— Material supplied —
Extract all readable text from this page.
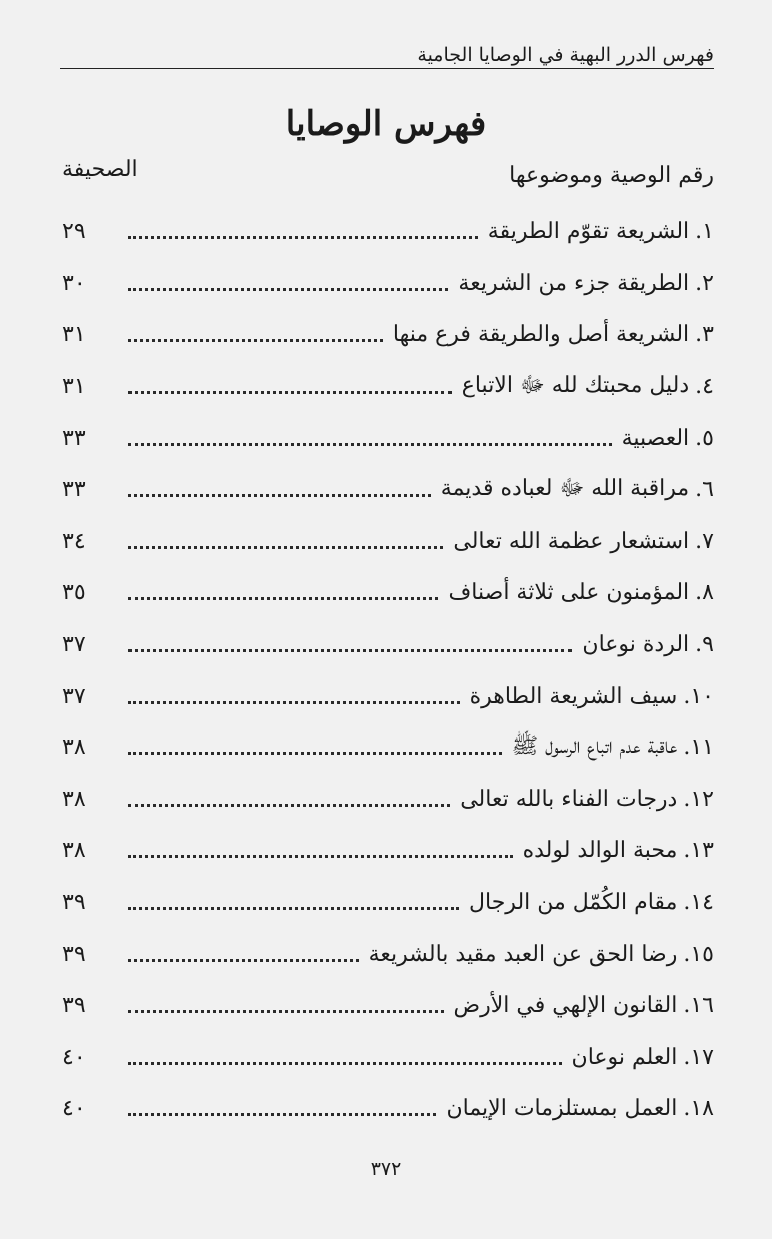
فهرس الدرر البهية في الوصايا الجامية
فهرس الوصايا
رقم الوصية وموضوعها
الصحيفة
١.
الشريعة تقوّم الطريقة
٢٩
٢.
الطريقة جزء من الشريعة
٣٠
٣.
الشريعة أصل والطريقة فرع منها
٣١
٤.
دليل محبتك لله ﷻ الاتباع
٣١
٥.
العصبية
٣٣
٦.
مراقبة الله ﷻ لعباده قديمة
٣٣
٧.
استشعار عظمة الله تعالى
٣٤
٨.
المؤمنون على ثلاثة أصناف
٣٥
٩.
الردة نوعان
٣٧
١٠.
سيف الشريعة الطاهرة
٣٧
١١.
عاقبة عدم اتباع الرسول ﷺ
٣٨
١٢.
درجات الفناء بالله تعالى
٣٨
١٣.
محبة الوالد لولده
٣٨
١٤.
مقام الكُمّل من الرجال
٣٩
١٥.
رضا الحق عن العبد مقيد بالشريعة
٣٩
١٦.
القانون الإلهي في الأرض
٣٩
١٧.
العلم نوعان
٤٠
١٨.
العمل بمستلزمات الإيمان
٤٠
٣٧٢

---

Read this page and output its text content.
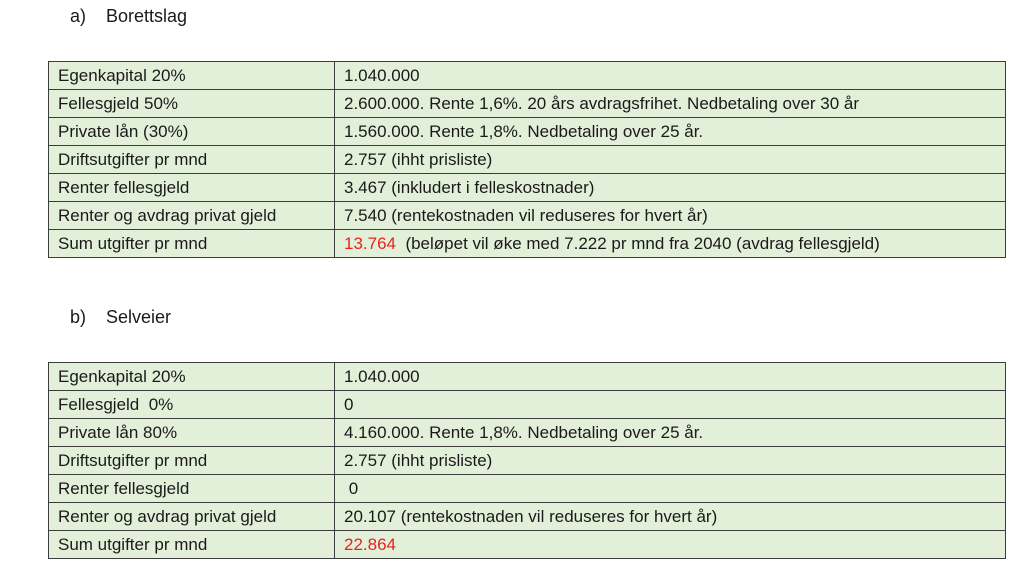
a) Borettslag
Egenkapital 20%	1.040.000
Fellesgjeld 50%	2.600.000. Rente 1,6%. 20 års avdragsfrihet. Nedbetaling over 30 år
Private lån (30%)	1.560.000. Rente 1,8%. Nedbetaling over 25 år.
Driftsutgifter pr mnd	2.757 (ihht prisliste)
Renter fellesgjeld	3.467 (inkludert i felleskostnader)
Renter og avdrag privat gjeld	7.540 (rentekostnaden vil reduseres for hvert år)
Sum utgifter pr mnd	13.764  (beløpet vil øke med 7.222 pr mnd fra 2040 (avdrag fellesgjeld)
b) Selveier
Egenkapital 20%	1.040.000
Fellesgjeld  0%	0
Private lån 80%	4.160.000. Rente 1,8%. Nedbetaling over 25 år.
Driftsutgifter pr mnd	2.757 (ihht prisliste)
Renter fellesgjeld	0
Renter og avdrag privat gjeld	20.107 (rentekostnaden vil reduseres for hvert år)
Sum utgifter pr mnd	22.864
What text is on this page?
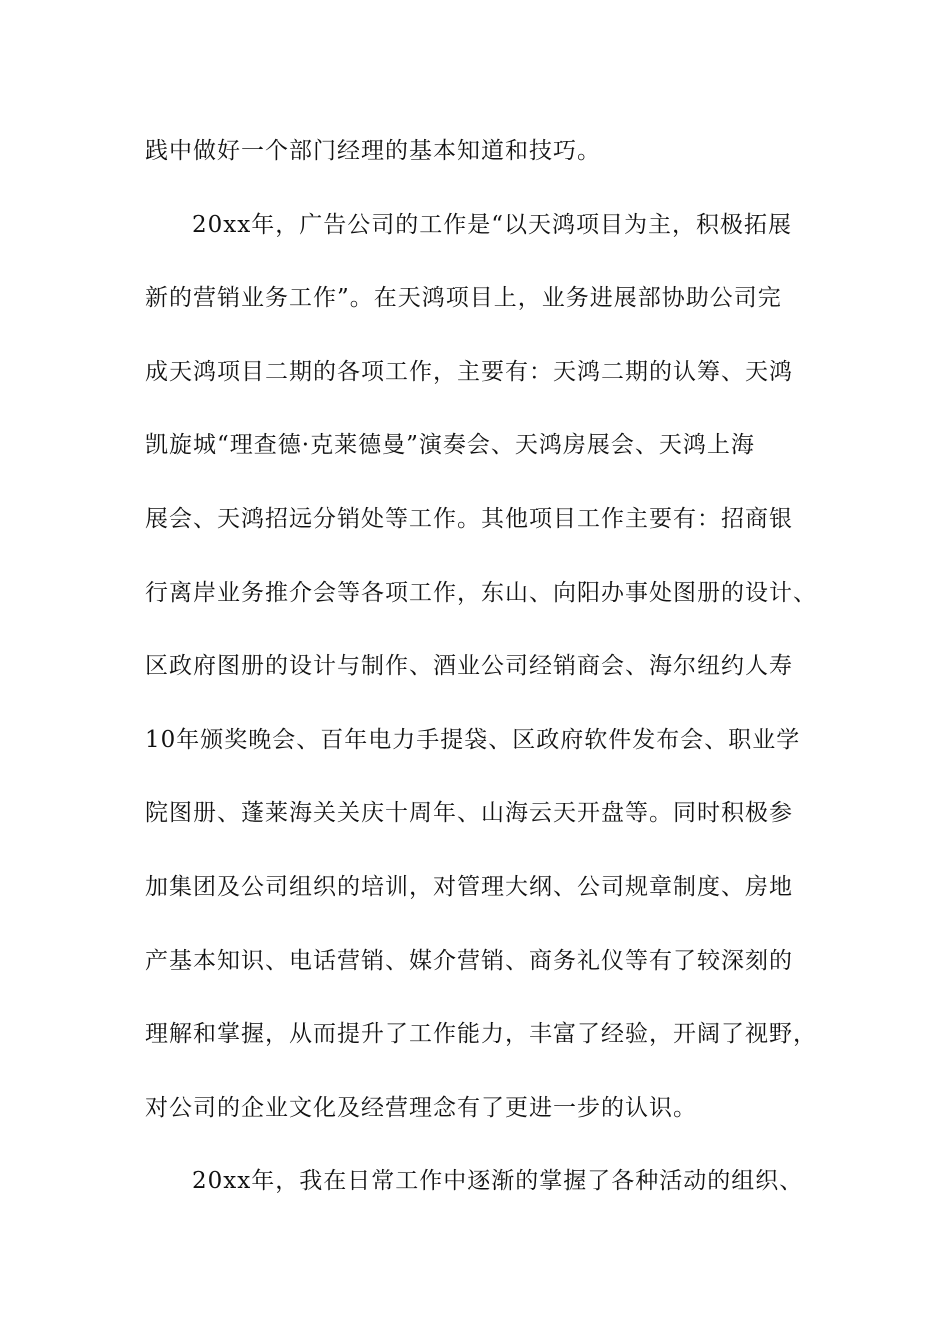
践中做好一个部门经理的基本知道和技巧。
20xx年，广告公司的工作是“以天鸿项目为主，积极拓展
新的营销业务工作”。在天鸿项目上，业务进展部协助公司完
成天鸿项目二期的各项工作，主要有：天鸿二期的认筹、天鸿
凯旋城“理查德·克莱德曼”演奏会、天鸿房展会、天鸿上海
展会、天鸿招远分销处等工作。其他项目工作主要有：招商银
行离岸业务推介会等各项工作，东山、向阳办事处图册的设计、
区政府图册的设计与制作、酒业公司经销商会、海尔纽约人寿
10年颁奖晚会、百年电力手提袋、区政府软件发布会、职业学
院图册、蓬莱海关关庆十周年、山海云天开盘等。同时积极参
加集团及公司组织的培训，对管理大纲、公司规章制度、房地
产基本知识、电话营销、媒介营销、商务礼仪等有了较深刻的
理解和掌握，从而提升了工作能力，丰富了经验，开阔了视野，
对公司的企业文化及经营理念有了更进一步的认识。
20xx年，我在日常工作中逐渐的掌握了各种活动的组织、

— Given task —
Show every line in the records above that contains the word "Private".

— Answer for this exercise —
Private lån (30%)	1.560.000. Rente 1,8%. Nedbetaling over 25 år.
Private lån 80%	4.160.000. Rente 1,8%. Nedbetaling over 25 år.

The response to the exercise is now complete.